── Data to process
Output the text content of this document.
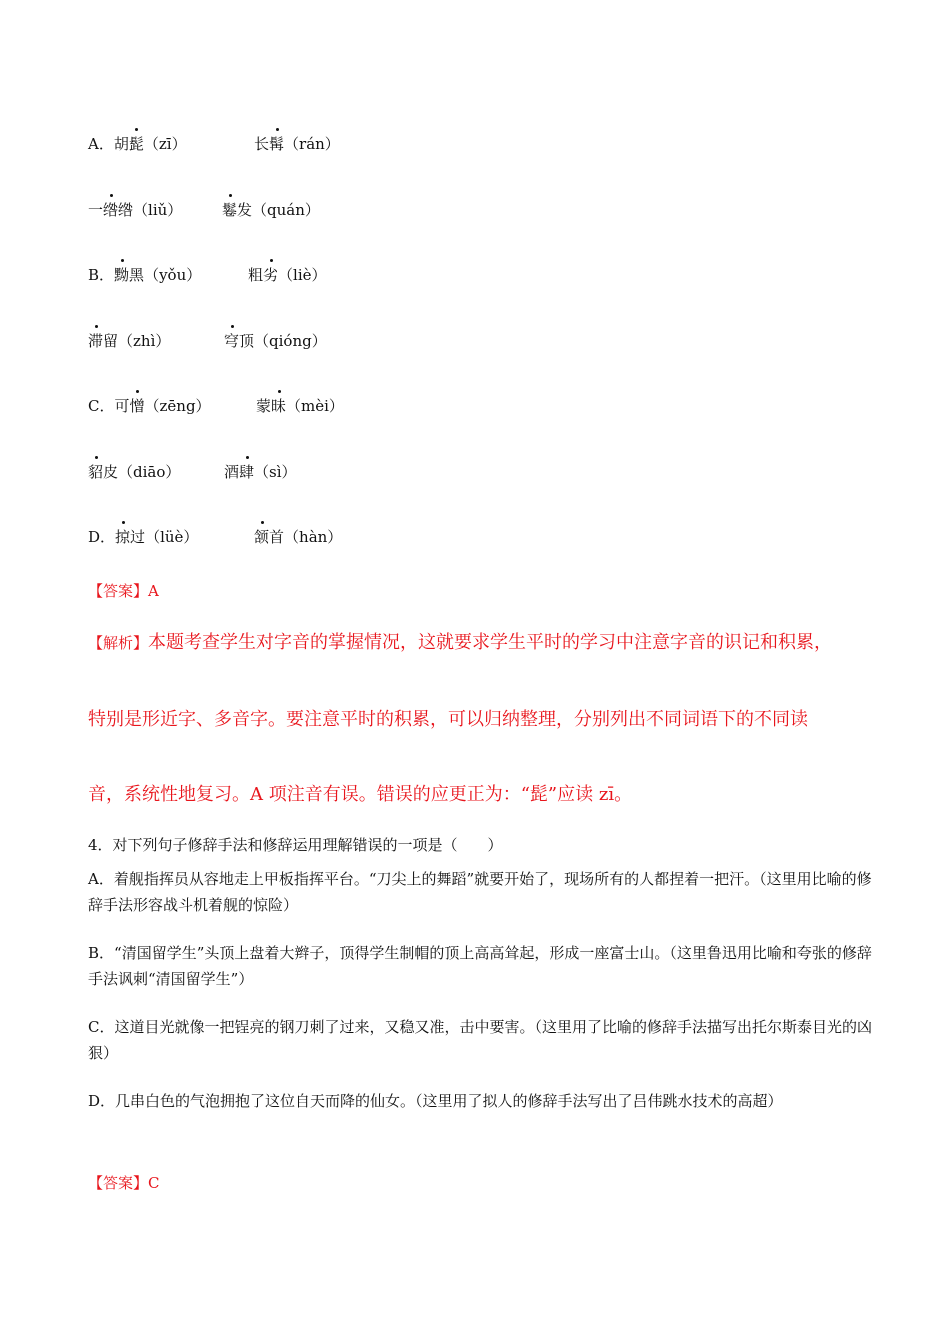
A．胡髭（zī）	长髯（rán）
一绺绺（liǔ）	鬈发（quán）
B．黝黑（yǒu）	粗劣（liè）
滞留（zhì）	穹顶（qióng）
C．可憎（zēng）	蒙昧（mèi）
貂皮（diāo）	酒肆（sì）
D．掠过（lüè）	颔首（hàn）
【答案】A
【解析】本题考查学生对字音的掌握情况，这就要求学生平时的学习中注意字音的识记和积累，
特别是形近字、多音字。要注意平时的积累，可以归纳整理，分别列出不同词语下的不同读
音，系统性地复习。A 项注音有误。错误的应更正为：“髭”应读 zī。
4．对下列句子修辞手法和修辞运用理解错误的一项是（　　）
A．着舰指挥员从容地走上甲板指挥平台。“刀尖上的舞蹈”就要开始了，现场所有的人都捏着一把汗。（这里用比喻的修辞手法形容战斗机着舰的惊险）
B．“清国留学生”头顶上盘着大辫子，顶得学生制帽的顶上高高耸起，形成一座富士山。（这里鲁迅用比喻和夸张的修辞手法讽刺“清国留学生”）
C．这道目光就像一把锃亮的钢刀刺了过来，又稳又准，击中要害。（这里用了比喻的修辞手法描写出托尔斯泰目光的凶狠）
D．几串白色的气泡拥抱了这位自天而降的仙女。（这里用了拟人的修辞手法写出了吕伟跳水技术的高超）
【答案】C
────
── Data to process
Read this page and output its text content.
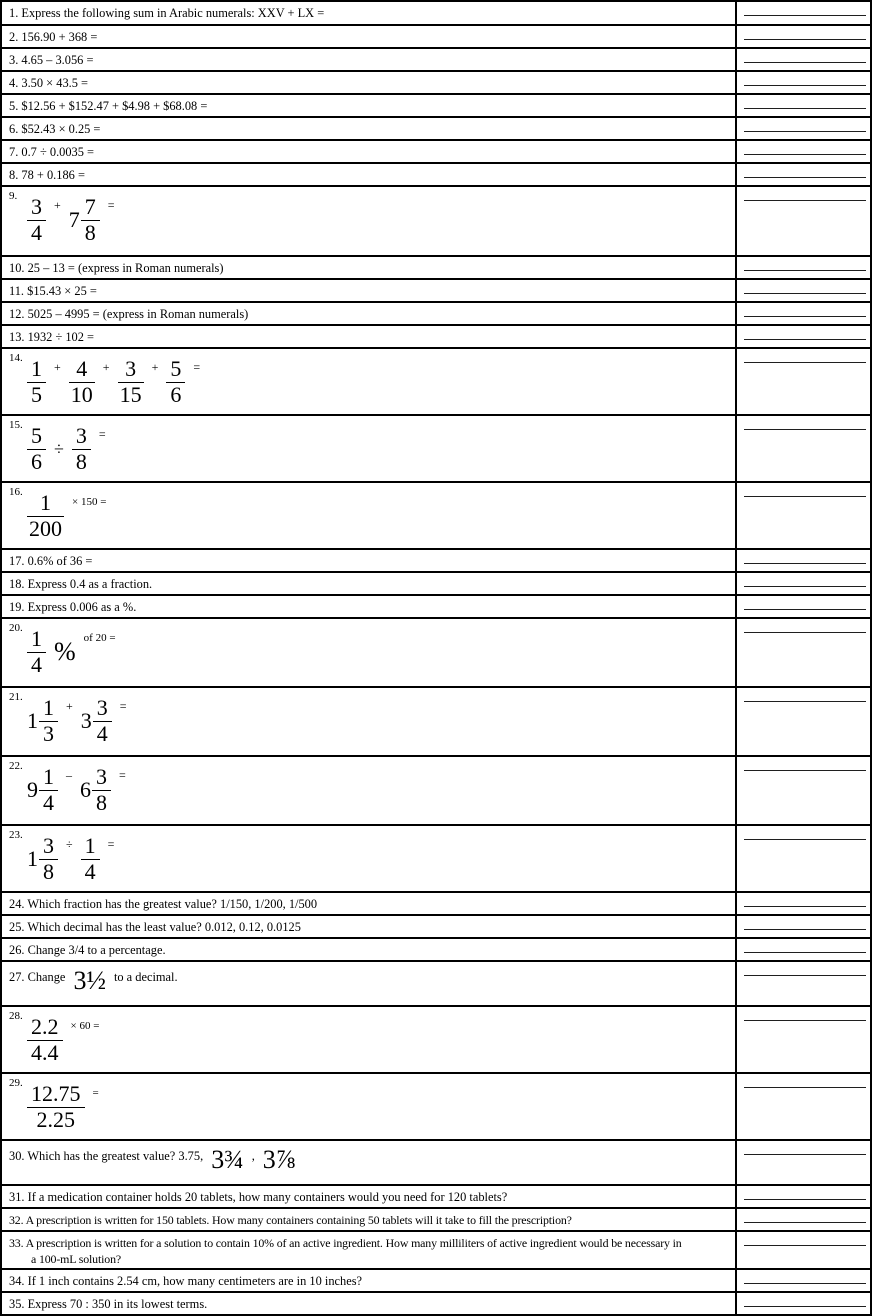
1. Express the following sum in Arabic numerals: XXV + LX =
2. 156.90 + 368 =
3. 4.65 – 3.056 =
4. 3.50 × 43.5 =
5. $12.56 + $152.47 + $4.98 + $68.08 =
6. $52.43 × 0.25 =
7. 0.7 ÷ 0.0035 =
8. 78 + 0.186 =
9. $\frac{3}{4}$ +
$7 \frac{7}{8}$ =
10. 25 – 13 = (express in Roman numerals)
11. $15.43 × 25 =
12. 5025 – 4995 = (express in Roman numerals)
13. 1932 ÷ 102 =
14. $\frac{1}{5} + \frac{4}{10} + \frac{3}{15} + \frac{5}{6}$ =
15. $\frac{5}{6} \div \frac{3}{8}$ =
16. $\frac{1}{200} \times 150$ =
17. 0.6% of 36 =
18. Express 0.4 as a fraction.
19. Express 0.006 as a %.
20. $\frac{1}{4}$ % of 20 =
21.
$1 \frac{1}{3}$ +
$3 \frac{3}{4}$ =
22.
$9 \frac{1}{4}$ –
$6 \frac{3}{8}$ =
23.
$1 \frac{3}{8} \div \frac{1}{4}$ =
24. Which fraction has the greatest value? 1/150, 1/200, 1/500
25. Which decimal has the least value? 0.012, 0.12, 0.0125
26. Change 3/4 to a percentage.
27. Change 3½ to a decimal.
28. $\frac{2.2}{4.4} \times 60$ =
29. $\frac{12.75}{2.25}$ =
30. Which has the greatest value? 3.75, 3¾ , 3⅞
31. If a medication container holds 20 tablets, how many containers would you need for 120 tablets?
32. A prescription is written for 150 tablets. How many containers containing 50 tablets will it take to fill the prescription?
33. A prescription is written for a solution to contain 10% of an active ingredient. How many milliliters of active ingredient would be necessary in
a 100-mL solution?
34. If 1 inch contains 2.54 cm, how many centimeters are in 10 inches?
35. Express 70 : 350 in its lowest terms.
────
── Data to process
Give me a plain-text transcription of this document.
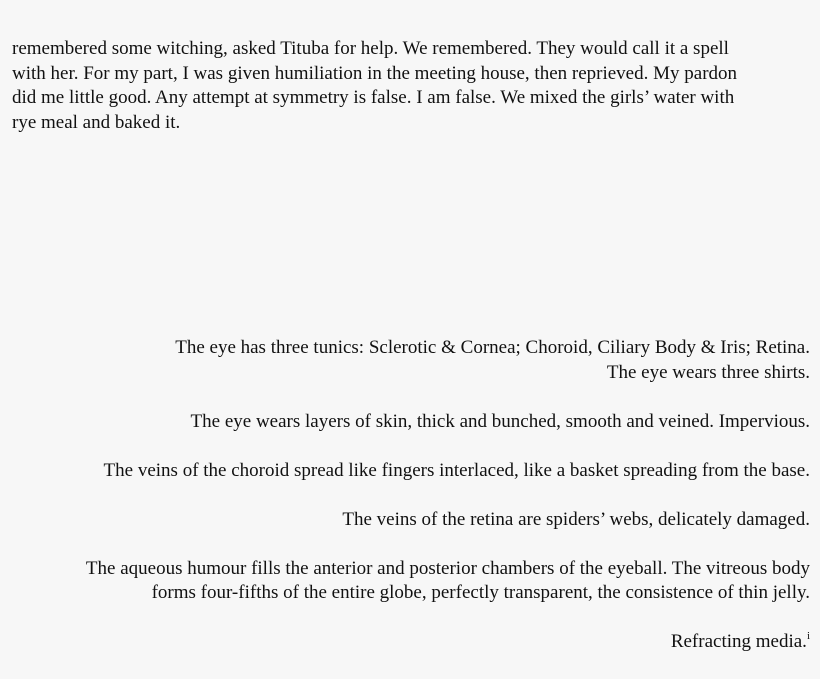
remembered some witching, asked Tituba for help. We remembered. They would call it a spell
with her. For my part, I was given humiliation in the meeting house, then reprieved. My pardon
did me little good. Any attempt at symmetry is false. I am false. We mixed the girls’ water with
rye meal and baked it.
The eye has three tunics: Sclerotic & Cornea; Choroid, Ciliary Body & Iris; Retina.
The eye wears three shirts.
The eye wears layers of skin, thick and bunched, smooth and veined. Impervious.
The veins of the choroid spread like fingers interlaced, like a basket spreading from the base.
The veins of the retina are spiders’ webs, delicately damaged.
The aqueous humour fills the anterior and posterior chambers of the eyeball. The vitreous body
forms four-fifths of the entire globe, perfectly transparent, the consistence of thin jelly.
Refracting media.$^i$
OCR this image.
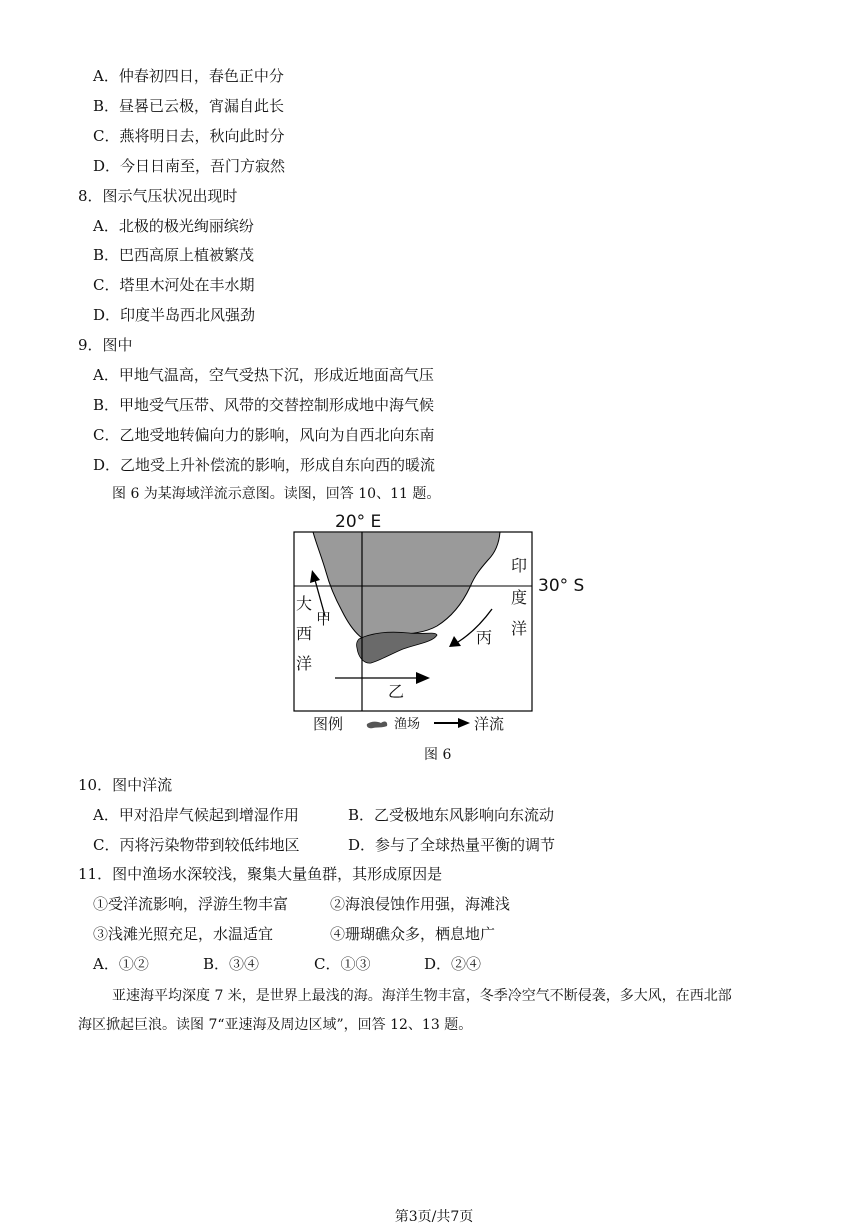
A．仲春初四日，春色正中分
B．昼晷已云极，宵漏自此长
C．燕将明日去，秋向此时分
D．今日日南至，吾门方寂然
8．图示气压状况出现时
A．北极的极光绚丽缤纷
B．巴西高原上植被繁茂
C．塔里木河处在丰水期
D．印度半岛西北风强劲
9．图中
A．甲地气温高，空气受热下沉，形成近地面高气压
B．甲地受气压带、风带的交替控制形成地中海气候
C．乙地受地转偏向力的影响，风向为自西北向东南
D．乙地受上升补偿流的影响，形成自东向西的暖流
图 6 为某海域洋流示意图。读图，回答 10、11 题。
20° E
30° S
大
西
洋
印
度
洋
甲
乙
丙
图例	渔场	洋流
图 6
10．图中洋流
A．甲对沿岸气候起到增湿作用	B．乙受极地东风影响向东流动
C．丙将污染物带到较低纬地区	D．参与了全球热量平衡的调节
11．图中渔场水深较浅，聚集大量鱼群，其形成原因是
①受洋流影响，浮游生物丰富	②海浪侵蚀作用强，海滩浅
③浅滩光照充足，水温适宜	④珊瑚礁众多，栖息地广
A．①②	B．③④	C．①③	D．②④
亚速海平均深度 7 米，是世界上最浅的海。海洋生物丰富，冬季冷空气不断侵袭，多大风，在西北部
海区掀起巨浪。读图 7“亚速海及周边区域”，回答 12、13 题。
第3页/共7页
────
**Problem description:** From the entries above, collect every line with the string "wears" in it.

**Task response:**
The eye wears three shirts.
The eye wears layers of skin, thick and bunched, smooth and veined. Impervious.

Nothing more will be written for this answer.